### WHAT THE EXERCISE ASKS
Print out the entries below with no edits.
# RECORD EXTRACTS start
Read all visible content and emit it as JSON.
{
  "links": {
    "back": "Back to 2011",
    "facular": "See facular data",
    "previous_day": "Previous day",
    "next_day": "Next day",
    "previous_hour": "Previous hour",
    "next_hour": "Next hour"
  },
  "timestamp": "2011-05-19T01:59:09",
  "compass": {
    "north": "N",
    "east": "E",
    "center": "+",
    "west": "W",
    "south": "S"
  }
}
# RECORD EXTRACTS end
### THE SOLUTION
Read all visible content and emit it as JSON.
{
  "links": {
    "back": "Back to 2011",
    "facular": "See facular data",
    "previous_day": "Previous day",
    "next_day": "Next day",
    "previous_hour": "Previous hour",
    "next_hour": "Next hour"
  },
  "timestamp": "2011-05-19T01:59:09",
  "compass": {
    "north": "N",
    "east": "E",
    "center": "+",
    "west": "W",
    "south": "S"
  }
}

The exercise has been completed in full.